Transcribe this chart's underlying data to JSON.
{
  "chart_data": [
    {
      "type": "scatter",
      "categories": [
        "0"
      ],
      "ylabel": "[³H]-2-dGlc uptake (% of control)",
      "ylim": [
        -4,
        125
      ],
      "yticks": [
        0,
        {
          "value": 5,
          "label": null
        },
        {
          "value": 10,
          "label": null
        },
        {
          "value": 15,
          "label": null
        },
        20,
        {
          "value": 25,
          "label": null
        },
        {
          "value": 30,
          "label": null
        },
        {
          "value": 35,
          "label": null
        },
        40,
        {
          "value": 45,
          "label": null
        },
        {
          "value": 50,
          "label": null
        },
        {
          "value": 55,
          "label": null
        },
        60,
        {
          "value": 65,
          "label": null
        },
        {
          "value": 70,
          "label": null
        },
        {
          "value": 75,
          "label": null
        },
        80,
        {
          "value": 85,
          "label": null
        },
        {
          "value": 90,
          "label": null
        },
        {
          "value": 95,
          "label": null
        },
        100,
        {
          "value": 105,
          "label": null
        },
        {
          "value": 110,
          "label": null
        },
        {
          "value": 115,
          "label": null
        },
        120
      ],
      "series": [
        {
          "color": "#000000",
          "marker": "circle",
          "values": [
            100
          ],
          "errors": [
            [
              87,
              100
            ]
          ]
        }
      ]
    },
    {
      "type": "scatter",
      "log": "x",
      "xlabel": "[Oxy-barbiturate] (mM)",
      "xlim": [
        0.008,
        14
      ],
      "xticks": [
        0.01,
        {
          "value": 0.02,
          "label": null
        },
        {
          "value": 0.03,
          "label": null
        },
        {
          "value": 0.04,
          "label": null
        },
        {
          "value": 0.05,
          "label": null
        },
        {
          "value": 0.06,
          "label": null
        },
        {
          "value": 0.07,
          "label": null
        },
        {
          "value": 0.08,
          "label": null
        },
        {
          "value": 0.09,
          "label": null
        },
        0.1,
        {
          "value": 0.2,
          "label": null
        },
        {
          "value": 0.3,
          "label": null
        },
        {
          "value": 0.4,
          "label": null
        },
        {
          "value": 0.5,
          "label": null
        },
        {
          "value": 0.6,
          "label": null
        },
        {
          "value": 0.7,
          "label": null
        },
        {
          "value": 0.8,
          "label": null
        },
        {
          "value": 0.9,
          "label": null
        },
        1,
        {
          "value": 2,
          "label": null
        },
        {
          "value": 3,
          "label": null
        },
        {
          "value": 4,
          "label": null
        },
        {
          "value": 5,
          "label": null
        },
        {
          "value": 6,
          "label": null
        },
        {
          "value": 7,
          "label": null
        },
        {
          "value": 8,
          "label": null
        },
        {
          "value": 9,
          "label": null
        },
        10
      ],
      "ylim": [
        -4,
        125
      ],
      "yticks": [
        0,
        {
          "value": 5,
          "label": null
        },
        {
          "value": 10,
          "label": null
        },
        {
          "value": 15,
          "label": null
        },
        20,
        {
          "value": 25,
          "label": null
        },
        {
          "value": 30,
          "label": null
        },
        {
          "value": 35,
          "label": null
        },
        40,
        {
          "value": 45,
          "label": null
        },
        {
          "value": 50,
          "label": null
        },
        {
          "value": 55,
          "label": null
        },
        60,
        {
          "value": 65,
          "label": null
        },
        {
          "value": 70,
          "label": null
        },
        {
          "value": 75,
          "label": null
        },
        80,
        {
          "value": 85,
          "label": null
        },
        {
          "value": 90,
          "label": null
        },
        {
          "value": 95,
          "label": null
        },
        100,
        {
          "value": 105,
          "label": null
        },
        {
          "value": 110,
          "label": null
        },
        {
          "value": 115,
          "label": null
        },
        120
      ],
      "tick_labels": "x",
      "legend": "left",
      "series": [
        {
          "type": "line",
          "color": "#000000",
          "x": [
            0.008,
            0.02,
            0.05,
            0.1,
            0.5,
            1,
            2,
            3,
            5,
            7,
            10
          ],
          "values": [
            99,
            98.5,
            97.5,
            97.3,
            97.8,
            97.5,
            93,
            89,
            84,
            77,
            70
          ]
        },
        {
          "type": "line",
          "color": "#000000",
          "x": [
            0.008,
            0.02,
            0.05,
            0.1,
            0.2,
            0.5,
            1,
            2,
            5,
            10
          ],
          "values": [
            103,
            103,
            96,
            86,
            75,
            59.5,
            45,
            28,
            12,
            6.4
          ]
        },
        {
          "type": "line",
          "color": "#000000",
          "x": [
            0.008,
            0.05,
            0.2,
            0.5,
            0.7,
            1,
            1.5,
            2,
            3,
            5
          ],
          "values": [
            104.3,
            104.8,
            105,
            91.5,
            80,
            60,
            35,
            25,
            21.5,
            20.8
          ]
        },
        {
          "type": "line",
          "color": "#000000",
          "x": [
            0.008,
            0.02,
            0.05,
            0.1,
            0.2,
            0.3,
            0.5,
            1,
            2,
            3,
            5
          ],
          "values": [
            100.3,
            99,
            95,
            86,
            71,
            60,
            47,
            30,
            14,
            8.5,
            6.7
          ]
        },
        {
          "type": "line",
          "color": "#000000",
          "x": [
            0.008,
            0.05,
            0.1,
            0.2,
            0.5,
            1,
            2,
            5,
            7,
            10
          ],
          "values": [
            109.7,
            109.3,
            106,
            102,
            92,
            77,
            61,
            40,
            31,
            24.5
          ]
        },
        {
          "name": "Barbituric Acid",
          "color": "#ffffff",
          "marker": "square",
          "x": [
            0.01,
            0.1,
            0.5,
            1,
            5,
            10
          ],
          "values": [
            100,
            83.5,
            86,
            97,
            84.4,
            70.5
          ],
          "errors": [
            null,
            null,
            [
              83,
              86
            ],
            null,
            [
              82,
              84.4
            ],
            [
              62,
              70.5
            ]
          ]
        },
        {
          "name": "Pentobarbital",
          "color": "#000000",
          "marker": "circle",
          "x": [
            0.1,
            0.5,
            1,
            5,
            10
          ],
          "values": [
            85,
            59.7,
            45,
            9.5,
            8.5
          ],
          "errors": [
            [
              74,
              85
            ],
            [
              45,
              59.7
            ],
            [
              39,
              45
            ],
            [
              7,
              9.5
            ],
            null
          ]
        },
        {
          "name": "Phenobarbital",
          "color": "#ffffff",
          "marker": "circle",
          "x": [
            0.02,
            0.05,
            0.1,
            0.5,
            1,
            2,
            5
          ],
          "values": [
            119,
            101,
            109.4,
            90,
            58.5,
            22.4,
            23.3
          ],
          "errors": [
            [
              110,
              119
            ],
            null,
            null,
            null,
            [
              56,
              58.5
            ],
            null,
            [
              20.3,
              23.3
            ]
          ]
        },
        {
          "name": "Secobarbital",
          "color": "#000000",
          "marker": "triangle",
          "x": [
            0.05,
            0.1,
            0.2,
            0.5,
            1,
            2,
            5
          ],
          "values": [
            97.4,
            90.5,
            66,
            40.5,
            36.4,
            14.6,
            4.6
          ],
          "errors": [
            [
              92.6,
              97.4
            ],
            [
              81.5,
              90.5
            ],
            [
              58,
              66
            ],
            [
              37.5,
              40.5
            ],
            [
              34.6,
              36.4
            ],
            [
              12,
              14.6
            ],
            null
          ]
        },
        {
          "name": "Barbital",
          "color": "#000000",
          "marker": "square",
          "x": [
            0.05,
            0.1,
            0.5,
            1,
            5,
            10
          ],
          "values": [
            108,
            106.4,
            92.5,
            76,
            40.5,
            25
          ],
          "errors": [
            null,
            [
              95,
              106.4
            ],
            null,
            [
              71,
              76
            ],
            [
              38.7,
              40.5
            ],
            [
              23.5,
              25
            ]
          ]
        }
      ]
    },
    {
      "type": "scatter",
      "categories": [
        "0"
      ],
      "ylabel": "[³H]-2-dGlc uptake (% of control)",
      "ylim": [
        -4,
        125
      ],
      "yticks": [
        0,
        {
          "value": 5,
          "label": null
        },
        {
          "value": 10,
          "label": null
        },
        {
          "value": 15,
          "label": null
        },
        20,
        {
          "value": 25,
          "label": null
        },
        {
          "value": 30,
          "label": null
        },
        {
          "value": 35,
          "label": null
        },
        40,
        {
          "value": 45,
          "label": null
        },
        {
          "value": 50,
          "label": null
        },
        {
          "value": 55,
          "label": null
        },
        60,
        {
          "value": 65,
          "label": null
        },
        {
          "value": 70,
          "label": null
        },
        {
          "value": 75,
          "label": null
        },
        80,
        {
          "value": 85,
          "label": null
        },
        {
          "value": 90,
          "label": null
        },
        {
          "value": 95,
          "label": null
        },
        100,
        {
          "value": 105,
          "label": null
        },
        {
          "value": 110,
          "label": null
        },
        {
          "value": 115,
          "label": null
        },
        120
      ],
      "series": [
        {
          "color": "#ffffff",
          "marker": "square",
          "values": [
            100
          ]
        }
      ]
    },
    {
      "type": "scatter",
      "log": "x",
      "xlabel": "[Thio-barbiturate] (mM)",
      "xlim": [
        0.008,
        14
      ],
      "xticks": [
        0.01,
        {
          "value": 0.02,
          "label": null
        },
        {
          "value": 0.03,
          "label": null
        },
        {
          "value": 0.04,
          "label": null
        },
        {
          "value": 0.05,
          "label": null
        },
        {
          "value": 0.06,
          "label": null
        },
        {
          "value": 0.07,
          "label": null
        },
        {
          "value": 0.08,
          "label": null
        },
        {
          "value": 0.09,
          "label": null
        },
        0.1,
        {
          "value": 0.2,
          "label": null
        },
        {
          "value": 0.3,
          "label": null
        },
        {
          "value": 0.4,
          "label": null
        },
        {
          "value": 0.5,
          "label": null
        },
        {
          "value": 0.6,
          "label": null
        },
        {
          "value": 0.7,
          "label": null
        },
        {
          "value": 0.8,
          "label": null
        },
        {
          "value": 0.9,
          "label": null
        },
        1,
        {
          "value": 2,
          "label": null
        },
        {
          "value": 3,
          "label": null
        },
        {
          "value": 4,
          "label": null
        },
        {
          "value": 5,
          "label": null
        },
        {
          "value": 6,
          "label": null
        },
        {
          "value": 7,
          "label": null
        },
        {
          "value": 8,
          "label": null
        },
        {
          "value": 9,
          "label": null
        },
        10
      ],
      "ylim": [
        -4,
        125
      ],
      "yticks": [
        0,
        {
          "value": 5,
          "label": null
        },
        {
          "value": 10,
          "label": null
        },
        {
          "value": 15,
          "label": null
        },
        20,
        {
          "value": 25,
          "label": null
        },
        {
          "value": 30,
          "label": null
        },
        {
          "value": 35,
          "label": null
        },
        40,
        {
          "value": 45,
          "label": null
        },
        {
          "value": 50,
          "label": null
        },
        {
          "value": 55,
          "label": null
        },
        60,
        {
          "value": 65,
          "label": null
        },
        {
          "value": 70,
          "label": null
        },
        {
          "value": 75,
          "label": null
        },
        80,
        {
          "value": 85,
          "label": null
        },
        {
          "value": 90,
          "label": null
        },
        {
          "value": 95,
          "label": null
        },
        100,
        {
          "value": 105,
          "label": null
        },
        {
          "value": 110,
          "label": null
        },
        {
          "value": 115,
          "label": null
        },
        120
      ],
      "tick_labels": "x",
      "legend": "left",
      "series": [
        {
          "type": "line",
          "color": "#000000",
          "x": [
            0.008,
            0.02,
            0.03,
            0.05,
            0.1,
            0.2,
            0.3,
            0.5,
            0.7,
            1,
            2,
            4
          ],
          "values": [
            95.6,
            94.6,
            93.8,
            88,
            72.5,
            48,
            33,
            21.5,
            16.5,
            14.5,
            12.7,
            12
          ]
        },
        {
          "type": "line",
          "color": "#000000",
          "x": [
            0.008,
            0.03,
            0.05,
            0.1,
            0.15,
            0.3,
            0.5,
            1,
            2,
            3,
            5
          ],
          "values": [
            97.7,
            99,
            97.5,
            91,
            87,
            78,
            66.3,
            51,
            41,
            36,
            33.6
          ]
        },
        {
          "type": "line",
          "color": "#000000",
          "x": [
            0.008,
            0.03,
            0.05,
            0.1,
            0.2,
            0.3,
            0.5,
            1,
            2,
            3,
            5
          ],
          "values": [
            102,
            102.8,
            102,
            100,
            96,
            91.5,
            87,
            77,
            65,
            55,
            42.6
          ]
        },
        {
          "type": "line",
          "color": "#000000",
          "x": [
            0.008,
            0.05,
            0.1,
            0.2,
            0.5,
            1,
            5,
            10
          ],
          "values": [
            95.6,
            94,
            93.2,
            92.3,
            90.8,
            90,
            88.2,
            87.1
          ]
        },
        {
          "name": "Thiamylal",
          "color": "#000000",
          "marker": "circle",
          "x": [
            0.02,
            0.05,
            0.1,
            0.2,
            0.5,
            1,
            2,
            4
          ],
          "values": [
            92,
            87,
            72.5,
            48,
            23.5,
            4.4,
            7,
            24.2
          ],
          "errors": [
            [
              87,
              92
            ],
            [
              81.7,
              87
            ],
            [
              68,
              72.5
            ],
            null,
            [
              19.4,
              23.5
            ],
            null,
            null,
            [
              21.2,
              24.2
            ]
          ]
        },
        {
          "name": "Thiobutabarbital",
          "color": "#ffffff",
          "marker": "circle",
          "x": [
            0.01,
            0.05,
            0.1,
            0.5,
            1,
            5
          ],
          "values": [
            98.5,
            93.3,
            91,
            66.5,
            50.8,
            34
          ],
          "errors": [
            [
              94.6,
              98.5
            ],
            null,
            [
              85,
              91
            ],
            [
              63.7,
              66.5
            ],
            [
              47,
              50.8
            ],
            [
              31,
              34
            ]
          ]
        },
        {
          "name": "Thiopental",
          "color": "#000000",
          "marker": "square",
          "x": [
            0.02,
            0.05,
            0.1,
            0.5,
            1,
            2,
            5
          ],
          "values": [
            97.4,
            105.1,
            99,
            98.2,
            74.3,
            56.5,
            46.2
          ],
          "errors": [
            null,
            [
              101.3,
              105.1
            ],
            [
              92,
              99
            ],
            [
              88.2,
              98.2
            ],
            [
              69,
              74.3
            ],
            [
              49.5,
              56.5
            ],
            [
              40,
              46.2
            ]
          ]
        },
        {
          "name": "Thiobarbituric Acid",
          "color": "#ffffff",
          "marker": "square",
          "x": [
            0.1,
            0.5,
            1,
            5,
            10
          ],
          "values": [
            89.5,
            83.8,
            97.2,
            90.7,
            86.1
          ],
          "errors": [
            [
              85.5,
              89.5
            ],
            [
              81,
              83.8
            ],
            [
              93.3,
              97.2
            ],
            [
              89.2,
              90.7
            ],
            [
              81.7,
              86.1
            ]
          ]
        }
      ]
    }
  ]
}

· · · · · · ·

▸ **DESCRIPTION OF THE TASK**: Reply with only the number of lines in the entries that contain the word "name".

▸ **OUTPUT**: 9